Dataset rows about figures:

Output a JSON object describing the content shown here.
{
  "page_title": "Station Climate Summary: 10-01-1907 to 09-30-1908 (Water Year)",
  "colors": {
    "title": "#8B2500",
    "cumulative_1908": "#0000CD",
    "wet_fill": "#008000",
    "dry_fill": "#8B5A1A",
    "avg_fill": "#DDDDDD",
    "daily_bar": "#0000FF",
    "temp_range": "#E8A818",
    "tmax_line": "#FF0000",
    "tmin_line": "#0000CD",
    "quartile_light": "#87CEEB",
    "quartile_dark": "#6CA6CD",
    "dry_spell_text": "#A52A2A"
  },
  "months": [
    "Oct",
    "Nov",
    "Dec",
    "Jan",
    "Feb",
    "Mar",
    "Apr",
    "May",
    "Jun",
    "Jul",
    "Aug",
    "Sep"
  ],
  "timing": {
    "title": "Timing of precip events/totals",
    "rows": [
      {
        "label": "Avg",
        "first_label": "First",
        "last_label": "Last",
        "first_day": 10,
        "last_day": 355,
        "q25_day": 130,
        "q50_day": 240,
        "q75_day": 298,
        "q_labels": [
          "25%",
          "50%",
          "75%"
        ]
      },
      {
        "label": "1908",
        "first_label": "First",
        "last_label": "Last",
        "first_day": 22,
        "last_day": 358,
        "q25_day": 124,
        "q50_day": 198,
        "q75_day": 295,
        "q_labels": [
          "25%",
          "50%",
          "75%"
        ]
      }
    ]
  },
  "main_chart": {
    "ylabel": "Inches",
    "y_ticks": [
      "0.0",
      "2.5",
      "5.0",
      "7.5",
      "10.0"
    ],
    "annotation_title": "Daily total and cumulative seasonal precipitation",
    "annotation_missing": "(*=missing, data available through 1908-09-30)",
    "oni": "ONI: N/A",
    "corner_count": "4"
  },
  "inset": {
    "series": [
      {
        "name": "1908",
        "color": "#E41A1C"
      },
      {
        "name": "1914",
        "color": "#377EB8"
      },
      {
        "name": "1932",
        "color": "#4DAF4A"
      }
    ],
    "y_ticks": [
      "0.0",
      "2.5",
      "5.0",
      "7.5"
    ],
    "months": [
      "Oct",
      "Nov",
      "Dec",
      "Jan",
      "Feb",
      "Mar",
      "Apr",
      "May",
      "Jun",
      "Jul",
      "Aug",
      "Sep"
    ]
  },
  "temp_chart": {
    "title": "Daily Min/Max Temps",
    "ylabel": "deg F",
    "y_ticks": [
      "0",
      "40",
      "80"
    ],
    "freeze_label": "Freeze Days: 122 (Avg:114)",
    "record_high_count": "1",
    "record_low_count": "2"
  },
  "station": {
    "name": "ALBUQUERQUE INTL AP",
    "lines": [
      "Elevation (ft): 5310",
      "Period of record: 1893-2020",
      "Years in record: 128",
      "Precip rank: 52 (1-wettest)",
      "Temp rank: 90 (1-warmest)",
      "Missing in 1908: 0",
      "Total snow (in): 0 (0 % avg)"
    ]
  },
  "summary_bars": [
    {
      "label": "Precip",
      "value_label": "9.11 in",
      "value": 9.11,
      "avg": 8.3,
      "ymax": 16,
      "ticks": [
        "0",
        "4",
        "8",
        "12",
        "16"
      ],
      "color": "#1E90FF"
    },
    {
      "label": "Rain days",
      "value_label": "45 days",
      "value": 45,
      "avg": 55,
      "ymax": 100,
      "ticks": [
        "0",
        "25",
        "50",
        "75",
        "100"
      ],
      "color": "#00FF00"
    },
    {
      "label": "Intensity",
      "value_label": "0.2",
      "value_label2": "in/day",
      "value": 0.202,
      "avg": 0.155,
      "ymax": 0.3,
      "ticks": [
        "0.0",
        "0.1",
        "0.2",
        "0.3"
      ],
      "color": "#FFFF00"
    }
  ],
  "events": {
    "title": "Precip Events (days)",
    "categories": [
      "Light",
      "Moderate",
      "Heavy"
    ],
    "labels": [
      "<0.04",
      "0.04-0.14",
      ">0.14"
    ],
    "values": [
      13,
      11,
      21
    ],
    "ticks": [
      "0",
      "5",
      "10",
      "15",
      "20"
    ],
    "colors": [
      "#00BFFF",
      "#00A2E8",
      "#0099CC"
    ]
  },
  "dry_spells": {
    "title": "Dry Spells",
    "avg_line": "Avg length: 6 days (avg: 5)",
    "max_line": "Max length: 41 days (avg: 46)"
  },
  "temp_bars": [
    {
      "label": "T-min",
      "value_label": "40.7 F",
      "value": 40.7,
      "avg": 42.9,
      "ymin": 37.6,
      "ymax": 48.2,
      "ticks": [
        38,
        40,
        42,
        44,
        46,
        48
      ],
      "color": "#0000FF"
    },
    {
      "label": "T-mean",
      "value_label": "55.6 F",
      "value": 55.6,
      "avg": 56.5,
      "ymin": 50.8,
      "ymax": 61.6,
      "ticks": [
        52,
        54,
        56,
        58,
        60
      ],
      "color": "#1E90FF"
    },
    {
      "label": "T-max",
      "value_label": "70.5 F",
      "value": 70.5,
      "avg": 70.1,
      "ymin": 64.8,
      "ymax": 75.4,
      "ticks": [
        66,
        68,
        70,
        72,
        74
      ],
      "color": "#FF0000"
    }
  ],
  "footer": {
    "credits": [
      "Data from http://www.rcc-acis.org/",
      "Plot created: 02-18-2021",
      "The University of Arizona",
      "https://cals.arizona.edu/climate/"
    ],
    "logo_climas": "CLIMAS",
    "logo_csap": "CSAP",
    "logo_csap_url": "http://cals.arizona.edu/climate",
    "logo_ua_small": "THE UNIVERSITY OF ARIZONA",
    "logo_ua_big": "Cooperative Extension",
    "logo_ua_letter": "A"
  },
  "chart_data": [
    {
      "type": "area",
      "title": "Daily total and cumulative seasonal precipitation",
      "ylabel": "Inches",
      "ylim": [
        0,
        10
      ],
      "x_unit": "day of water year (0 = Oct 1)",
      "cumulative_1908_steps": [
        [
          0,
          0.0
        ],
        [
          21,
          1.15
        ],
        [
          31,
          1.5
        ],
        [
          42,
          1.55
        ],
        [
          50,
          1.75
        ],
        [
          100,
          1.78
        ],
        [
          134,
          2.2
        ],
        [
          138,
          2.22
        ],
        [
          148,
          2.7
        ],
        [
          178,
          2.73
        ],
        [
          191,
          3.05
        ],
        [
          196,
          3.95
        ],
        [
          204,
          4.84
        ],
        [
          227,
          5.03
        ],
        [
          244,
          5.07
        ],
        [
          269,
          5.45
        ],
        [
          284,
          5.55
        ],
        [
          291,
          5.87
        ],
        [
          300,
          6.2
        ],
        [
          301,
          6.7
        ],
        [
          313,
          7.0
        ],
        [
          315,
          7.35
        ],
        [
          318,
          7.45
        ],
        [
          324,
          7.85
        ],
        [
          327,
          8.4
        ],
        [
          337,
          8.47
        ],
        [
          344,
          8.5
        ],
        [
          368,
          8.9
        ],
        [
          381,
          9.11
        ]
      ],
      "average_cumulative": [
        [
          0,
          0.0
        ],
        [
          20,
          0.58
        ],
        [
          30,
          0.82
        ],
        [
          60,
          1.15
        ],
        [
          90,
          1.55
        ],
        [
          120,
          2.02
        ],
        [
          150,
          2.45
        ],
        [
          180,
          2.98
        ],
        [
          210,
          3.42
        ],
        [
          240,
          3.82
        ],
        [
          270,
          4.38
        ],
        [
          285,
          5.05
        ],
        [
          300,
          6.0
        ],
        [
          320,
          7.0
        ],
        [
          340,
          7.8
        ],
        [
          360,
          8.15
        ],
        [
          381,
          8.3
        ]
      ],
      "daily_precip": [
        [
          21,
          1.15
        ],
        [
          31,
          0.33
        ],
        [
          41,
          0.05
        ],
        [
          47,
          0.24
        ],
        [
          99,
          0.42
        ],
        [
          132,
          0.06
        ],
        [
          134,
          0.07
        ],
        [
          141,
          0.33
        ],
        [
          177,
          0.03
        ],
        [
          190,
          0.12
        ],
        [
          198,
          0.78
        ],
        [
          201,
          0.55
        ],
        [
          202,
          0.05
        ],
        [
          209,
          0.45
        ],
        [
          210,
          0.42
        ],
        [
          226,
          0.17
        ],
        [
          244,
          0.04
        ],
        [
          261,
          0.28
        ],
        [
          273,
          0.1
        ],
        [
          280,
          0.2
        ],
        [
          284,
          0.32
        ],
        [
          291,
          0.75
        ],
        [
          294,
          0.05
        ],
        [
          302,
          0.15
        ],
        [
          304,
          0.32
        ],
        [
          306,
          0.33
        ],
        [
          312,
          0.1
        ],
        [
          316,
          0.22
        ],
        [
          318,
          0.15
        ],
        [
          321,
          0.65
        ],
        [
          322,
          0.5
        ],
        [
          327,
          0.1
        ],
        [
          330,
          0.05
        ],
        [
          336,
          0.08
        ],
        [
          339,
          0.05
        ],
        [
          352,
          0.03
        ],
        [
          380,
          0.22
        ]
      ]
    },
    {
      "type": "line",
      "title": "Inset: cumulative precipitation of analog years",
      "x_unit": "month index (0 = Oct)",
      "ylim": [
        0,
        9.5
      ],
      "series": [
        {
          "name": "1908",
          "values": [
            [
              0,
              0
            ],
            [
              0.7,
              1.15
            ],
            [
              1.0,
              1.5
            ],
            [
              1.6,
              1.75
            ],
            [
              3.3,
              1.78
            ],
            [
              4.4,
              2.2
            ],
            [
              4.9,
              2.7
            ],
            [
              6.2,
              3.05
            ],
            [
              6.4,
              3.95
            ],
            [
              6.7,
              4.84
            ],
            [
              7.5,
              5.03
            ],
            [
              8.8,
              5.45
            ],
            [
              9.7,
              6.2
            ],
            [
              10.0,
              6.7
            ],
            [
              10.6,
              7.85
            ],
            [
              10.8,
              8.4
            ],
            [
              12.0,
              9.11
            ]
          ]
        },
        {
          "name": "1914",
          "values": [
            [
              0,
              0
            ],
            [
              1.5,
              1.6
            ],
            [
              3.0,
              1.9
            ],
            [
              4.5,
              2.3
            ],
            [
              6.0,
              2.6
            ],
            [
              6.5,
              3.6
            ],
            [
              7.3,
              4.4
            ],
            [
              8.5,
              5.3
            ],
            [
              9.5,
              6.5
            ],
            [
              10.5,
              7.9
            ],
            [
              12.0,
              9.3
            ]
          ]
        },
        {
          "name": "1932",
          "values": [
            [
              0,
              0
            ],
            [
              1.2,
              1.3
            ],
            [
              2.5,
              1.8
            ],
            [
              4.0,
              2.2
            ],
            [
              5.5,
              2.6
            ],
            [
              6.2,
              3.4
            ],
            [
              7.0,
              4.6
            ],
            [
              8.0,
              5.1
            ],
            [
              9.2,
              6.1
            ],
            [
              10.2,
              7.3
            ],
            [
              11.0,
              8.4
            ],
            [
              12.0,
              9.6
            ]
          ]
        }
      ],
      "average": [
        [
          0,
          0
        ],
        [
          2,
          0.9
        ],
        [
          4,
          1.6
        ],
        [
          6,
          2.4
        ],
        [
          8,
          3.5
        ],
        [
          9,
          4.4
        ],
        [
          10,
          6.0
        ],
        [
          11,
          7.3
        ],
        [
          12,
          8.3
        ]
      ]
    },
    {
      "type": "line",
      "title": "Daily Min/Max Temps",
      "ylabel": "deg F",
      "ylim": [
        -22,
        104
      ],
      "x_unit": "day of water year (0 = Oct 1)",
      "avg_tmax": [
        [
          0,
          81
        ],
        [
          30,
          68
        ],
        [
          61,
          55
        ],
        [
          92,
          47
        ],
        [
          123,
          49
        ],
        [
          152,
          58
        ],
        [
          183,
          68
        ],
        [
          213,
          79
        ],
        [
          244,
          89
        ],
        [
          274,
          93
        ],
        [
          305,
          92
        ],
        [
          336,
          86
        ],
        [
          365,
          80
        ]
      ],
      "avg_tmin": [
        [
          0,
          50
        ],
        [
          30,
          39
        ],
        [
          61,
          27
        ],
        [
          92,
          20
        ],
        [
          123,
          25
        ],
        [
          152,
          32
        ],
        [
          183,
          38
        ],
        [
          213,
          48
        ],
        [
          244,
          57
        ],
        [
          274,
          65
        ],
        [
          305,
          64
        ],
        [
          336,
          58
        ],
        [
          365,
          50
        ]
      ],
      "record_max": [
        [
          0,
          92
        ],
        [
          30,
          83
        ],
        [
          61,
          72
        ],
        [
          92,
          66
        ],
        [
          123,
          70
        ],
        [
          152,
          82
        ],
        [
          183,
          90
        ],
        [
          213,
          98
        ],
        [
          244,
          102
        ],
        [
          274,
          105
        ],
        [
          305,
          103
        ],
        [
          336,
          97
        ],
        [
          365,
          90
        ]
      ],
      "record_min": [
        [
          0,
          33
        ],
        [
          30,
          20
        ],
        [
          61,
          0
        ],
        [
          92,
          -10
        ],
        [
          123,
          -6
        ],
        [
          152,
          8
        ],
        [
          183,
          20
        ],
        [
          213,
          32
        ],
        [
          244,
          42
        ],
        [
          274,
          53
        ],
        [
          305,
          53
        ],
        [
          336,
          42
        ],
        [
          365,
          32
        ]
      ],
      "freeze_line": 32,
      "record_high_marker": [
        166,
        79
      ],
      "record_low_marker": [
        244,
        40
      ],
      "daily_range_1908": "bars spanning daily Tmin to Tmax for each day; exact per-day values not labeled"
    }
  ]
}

(Stated goal)
Return the number of lines that include the word "Temps", and nothing else.

(Expected answer)
2